*Rows:*
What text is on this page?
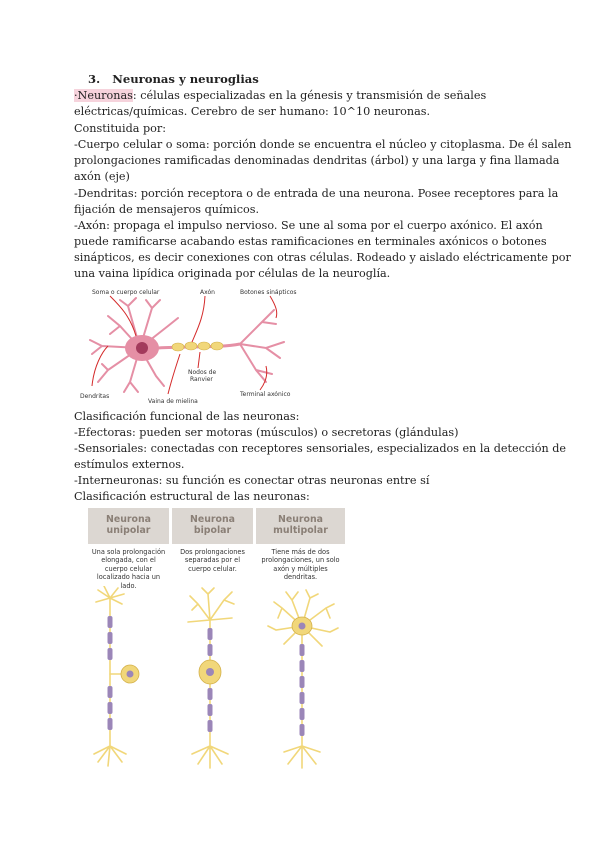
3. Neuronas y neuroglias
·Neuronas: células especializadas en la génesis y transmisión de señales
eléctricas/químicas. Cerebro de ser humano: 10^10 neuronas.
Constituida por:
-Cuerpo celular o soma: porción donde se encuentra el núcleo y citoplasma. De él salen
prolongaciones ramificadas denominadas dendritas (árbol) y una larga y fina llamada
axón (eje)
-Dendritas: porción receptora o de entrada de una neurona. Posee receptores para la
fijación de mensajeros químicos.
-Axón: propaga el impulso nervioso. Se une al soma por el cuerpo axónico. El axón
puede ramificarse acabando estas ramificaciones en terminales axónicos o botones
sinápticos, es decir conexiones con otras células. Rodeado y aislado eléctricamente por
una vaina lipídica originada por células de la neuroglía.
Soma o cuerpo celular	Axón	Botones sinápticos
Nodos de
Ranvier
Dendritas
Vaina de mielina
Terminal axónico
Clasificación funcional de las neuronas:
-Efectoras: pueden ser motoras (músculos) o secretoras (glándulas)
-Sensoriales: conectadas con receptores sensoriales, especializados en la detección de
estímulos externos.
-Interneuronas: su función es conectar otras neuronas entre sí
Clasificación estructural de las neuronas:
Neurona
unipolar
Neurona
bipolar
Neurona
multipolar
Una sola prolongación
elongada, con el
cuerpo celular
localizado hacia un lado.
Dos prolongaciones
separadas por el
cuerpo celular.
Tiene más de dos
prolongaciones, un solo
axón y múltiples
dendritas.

*Set problem:* Look through the records and gather each line with the word "sinápticos".

*Response to the task:*
sinápticos, es decir conexiones con otras células. Rodeado y aislado eléctricamente por
Soma o cuerpo celular	Axón	Botones sinápticos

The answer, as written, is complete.